#### [PROBLEM TO WORK ON]
Extract the records in full, leaving every picture out.

* BEGIN EXTRACTED DATA *

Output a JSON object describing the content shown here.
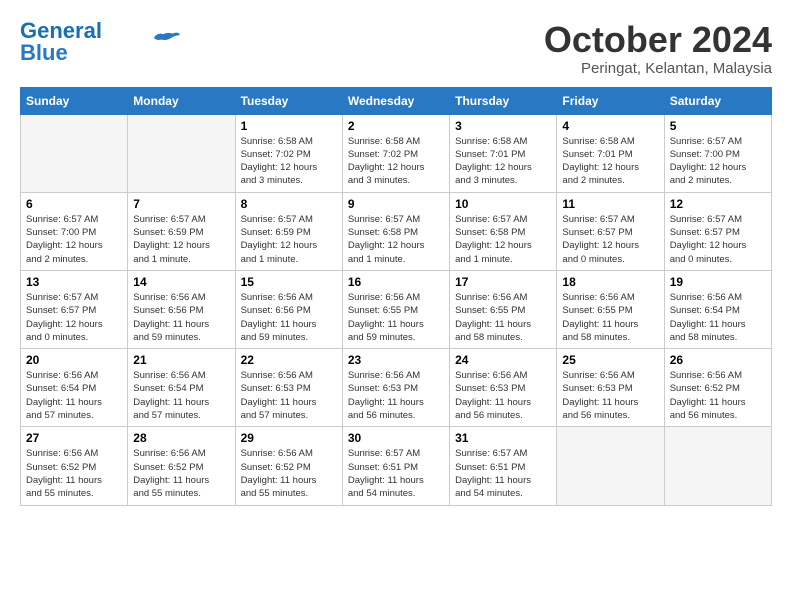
{
  "logo": {
    "name_part1": "General",
    "name_part2": "Blue"
  },
  "header": {
    "month": "October 2024",
    "location": "Peringat, Kelantan, Malaysia"
  },
  "weekdays": [
    "Sunday",
    "Monday",
    "Tuesday",
    "Wednesday",
    "Thursday",
    "Friday",
    "Saturday"
  ],
  "weeks": [
    [
      {
        "day": "",
        "info": ""
      },
      {
        "day": "",
        "info": ""
      },
      {
        "day": "1",
        "info": "Sunrise: 6:58 AM\nSunset: 7:02 PM\nDaylight: 12 hours\nand 3 minutes."
      },
      {
        "day": "2",
        "info": "Sunrise: 6:58 AM\nSunset: 7:02 PM\nDaylight: 12 hours\nand 3 minutes."
      },
      {
        "day": "3",
        "info": "Sunrise: 6:58 AM\nSunset: 7:01 PM\nDaylight: 12 hours\nand 3 minutes."
      },
      {
        "day": "4",
        "info": "Sunrise: 6:58 AM\nSunset: 7:01 PM\nDaylight: 12 hours\nand 2 minutes."
      },
      {
        "day": "5",
        "info": "Sunrise: 6:57 AM\nSunset: 7:00 PM\nDaylight: 12 hours\nand 2 minutes."
      }
    ],
    [
      {
        "day": "6",
        "info": "Sunrise: 6:57 AM\nSunset: 7:00 PM\nDaylight: 12 hours\nand 2 minutes."
      },
      {
        "day": "7",
        "info": "Sunrise: 6:57 AM\nSunset: 6:59 PM\nDaylight: 12 hours\nand 1 minute."
      },
      {
        "day": "8",
        "info": "Sunrise: 6:57 AM\nSunset: 6:59 PM\nDaylight: 12 hours\nand 1 minute."
      },
      {
        "day": "9",
        "info": "Sunrise: 6:57 AM\nSunset: 6:58 PM\nDaylight: 12 hours\nand 1 minute."
      },
      {
        "day": "10",
        "info": "Sunrise: 6:57 AM\nSunset: 6:58 PM\nDaylight: 12 hours\nand 1 minute."
      },
      {
        "day": "11",
        "info": "Sunrise: 6:57 AM\nSunset: 6:57 PM\nDaylight: 12 hours\nand 0 minutes."
      },
      {
        "day": "12",
        "info": "Sunrise: 6:57 AM\nSunset: 6:57 PM\nDaylight: 12 hours\nand 0 minutes."
      }
    ],
    [
      {
        "day": "13",
        "info": "Sunrise: 6:57 AM\nSunset: 6:57 PM\nDaylight: 12 hours\nand 0 minutes."
      },
      {
        "day": "14",
        "info": "Sunrise: 6:56 AM\nSunset: 6:56 PM\nDaylight: 11 hours\nand 59 minutes."
      },
      {
        "day": "15",
        "info": "Sunrise: 6:56 AM\nSunset: 6:56 PM\nDaylight: 11 hours\nand 59 minutes."
      },
      {
        "day": "16",
        "info": "Sunrise: 6:56 AM\nSunset: 6:55 PM\nDaylight: 11 hours\nand 59 minutes."
      },
      {
        "day": "17",
        "info": "Sunrise: 6:56 AM\nSunset: 6:55 PM\nDaylight: 11 hours\nand 58 minutes."
      },
      {
        "day": "18",
        "info": "Sunrise: 6:56 AM\nSunset: 6:55 PM\nDaylight: 11 hours\nand 58 minutes."
      },
      {
        "day": "19",
        "info": "Sunrise: 6:56 AM\nSunset: 6:54 PM\nDaylight: 11 hours\nand 58 minutes."
      }
    ],
    [
      {
        "day": "20",
        "info": "Sunrise: 6:56 AM\nSunset: 6:54 PM\nDaylight: 11 hours\nand 57 minutes."
      },
      {
        "day": "21",
        "info": "Sunrise: 6:56 AM\nSunset: 6:54 PM\nDaylight: 11 hours\nand 57 minutes."
      },
      {
        "day": "22",
        "info": "Sunrise: 6:56 AM\nSunset: 6:53 PM\nDaylight: 11 hours\nand 57 minutes."
      },
      {
        "day": "23",
        "info": "Sunrise: 6:56 AM\nSunset: 6:53 PM\nDaylight: 11 hours\nand 56 minutes."
      },
      {
        "day": "24",
        "info": "Sunrise: 6:56 AM\nSunset: 6:53 PM\nDaylight: 11 hours\nand 56 minutes."
      },
      {
        "day": "25",
        "info": "Sunrise: 6:56 AM\nSunset: 6:53 PM\nDaylight: 11 hours\nand 56 minutes."
      },
      {
        "day": "26",
        "info": "Sunrise: 6:56 AM\nSunset: 6:52 PM\nDaylight: 11 hours\nand 56 minutes."
      }
    ],
    [
      {
        "day": "27",
        "info": "Sunrise: 6:56 AM\nSunset: 6:52 PM\nDaylight: 11 hours\nand 55 minutes."
      },
      {
        "day": "28",
        "info": "Sunrise: 6:56 AM\nSunset: 6:52 PM\nDaylight: 11 hours\nand 55 minutes."
      },
      {
        "day": "29",
        "info": "Sunrise: 6:56 AM\nSunset: 6:52 PM\nDaylight: 11 hours\nand 55 minutes."
      },
      {
        "day": "30",
        "info": "Sunrise: 6:57 AM\nSunset: 6:51 PM\nDaylight: 11 hours\nand 54 minutes."
      },
      {
        "day": "31",
        "info": "Sunrise: 6:57 AM\nSunset: 6:51 PM\nDaylight: 11 hours\nand 54 minutes."
      },
      {
        "day": "",
        "info": ""
      },
      {
        "day": "",
        "info": ""
      }
    ]
  ]
}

* END EXTRACTED DATA *

#### [COMPLETED TASK]
Output a JSON object describing the content shown here.
{
  "logo": {
    "name_part1": "General",
    "name_part2": "Blue"
  },
  "header": {
    "month": "October 2024",
    "location": "Peringat, Kelantan, Malaysia"
  },
  "weekdays": [
    "Sunday",
    "Monday",
    "Tuesday",
    "Wednesday",
    "Thursday",
    "Friday",
    "Saturday"
  ],
  "weeks": [
    [
      {
        "day": "",
        "info": ""
      },
      {
        "day": "",
        "info": ""
      },
      {
        "day": "1",
        "info": "Sunrise: 6:58 AM\nSunset: 7:02 PM\nDaylight: 12 hours\nand 3 minutes."
      },
      {
        "day": "2",
        "info": "Sunrise: 6:58 AM\nSunset: 7:02 PM\nDaylight: 12 hours\nand 3 minutes."
      },
      {
        "day": "3",
        "info": "Sunrise: 6:58 AM\nSunset: 7:01 PM\nDaylight: 12 hours\nand 3 minutes."
      },
      {
        "day": "4",
        "info": "Sunrise: 6:58 AM\nSunset: 7:01 PM\nDaylight: 12 hours\nand 2 minutes."
      },
      {
        "day": "5",
        "info": "Sunrise: 6:57 AM\nSunset: 7:00 PM\nDaylight: 12 hours\nand 2 minutes."
      }
    ],
    [
      {
        "day": "6",
        "info": "Sunrise: 6:57 AM\nSunset: 7:00 PM\nDaylight: 12 hours\nand 2 minutes."
      },
      {
        "day": "7",
        "info": "Sunrise: 6:57 AM\nSunset: 6:59 PM\nDaylight: 12 hours\nand 1 minute."
      },
      {
        "day": "8",
        "info": "Sunrise: 6:57 AM\nSunset: 6:59 PM\nDaylight: 12 hours\nand 1 minute."
      },
      {
        "day": "9",
        "info": "Sunrise: 6:57 AM\nSunset: 6:58 PM\nDaylight: 12 hours\nand 1 minute."
      },
      {
        "day": "10",
        "info": "Sunrise: 6:57 AM\nSunset: 6:58 PM\nDaylight: 12 hours\nand 1 minute."
      },
      {
        "day": "11",
        "info": "Sunrise: 6:57 AM\nSunset: 6:57 PM\nDaylight: 12 hours\nand 0 minutes."
      },
      {
        "day": "12",
        "info": "Sunrise: 6:57 AM\nSunset: 6:57 PM\nDaylight: 12 hours\nand 0 minutes."
      }
    ],
    [
      {
        "day": "13",
        "info": "Sunrise: 6:57 AM\nSunset: 6:57 PM\nDaylight: 12 hours\nand 0 minutes."
      },
      {
        "day": "14",
        "info": "Sunrise: 6:56 AM\nSunset: 6:56 PM\nDaylight: 11 hours\nand 59 minutes."
      },
      {
        "day": "15",
        "info": "Sunrise: 6:56 AM\nSunset: 6:56 PM\nDaylight: 11 hours\nand 59 minutes."
      },
      {
        "day": "16",
        "info": "Sunrise: 6:56 AM\nSunset: 6:55 PM\nDaylight: 11 hours\nand 59 minutes."
      },
      {
        "day": "17",
        "info": "Sunrise: 6:56 AM\nSunset: 6:55 PM\nDaylight: 11 hours\nand 58 minutes."
      },
      {
        "day": "18",
        "info": "Sunrise: 6:56 AM\nSunset: 6:55 PM\nDaylight: 11 hours\nand 58 minutes."
      },
      {
        "day": "19",
        "info": "Sunrise: 6:56 AM\nSunset: 6:54 PM\nDaylight: 11 hours\nand 58 minutes."
      }
    ],
    [
      {
        "day": "20",
        "info": "Sunrise: 6:56 AM\nSunset: 6:54 PM\nDaylight: 11 hours\nand 57 minutes."
      },
      {
        "day": "21",
        "info": "Sunrise: 6:56 AM\nSunset: 6:54 PM\nDaylight: 11 hours\nand 57 minutes."
      },
      {
        "day": "22",
        "info": "Sunrise: 6:56 AM\nSunset: 6:53 PM\nDaylight: 11 hours\nand 57 minutes."
      },
      {
        "day": "23",
        "info": "Sunrise: 6:56 AM\nSunset: 6:53 PM\nDaylight: 11 hours\nand 56 minutes."
      },
      {
        "day": "24",
        "info": "Sunrise: 6:56 AM\nSunset: 6:53 PM\nDaylight: 11 hours\nand 56 minutes."
      },
      {
        "day": "25",
        "info": "Sunrise: 6:56 AM\nSunset: 6:53 PM\nDaylight: 11 hours\nand 56 minutes."
      },
      {
        "day": "26",
        "info": "Sunrise: 6:56 AM\nSunset: 6:52 PM\nDaylight: 11 hours\nand 56 minutes."
      }
    ],
    [
      {
        "day": "27",
        "info": "Sunrise: 6:56 AM\nSunset: 6:52 PM\nDaylight: 11 hours\nand 55 minutes."
      },
      {
        "day": "28",
        "info": "Sunrise: 6:56 AM\nSunset: 6:52 PM\nDaylight: 11 hours\nand 55 minutes."
      },
      {
        "day": "29",
        "info": "Sunrise: 6:56 AM\nSunset: 6:52 PM\nDaylight: 11 hours\nand 55 minutes."
      },
      {
        "day": "30",
        "info": "Sunrise: 6:57 AM\nSunset: 6:51 PM\nDaylight: 11 hours\nand 54 minutes."
      },
      {
        "day": "31",
        "info": "Sunrise: 6:57 AM\nSunset: 6:51 PM\nDaylight: 11 hours\nand 54 minutes."
      },
      {
        "day": "",
        "info": ""
      },
      {
        "day": "",
        "info": ""
      }
    ]
  ]
}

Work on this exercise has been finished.